• [Short exercise]:
The entries below should be transcribed in their entirety, exactly as written.

Dataset records:
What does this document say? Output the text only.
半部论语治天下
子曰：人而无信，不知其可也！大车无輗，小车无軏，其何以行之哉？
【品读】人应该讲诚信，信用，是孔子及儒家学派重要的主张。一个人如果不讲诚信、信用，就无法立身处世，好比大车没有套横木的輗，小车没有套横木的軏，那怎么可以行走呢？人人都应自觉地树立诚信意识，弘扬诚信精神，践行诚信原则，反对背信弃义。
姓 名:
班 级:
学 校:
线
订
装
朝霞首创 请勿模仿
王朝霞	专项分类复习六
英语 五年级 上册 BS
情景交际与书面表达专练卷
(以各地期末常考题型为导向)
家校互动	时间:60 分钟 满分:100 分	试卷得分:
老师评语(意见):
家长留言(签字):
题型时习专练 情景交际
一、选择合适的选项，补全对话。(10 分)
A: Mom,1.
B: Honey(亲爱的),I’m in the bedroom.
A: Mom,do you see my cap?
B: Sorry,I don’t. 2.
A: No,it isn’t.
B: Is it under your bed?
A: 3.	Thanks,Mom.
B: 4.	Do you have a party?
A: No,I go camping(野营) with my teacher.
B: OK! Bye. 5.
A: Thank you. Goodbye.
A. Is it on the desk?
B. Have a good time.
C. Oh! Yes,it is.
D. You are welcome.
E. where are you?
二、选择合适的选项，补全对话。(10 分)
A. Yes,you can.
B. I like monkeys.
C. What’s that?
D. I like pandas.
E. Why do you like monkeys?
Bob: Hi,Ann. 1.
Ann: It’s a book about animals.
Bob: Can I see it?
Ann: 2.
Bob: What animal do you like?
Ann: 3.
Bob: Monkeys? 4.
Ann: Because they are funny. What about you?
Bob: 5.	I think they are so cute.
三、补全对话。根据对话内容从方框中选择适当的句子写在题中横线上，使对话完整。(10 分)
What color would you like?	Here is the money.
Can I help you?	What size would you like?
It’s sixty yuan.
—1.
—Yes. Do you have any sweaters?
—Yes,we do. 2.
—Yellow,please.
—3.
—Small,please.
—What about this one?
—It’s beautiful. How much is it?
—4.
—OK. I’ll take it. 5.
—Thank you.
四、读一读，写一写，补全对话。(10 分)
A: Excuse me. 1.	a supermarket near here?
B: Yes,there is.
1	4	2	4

• [Response to the task]:
What does this document say? Output the text only.
半部论语治天下
子曰：人而无信，不知其可也！大车无輗，小车无軏，其何以行之哉？
【品读】人应该讲诚信，信用，是孔子及儒家学派重要的主张。一个人如果不讲诚信、信用，就无法立身处世，好比大车没有套横木的輗，小车没有套横木的軏，那怎么可以行走呢？人人都应自觉地树立诚信意识，弘扬诚信精神，践行诚信原则，反对背信弃义。
姓 名:
班 级:
学 校:
线
订
装
朝霞首创 请勿模仿
王朝霞	专项分类复习六
英语 五年级 上册 BS
情景交际与书面表达专练卷
(以各地期末常考题型为导向)
家校互动	时间:60 分钟 满分:100 分	试卷得分:
老师评语(意见):
家长留言(签字):
题型时习专练 情景交际
一、选择合适的选项，补全对话。(10 分)
A: Mom,1.
B: Honey(亲爱的),I’m in the bedroom.
A: Mom,do you see my cap?
B: Sorry,I don’t. 2.
A: No,it isn’t.
B: Is it under your bed?
A: 3.	Thanks,Mom.
B: 4.	Do you have a party?
A: No,I go camping(野营) with my teacher.
B: OK! Bye. 5.
A: Thank you. Goodbye.
A. Is it on the desk?
B. Have a good time.
C. Oh! Yes,it is.
D. You are welcome.
E. where are you?
二、选择合适的选项，补全对话。(10 分)
A. Yes,you can.
B. I like monkeys.
C. What’s that?
D. I like pandas.
E. Why do you like monkeys?
Bob: Hi,Ann. 1.
Ann: It’s a book about animals.
Bob: Can I see it?
Ann: 2.
Bob: What animal do you like?
Ann: 3.
Bob: Monkeys? 4.
Ann: Because they are funny. What about you?
Bob: 5.	I think they are so cute.
三、补全对话。根据对话内容从方框中选择适当的句子写在题中横线上，使对话完整。(10 分)
What color would you like?	Here is the money.
Can I help you?	What size would you like?
It’s sixty yuan.
—1.
—Yes. Do you have any sweaters?
—Yes,we do. 2.
—Yellow,please.
—3.
—Small,please.
—What about this one?
—It’s beautiful. How much is it?
—4.
—OK. I’ll take it. 5.
—Thank you.
四、读一读，写一写，补全对话。(10 分)
A: Excuse me. 1.	a supermarket near here?
B: Yes,there is.
1	4	2	4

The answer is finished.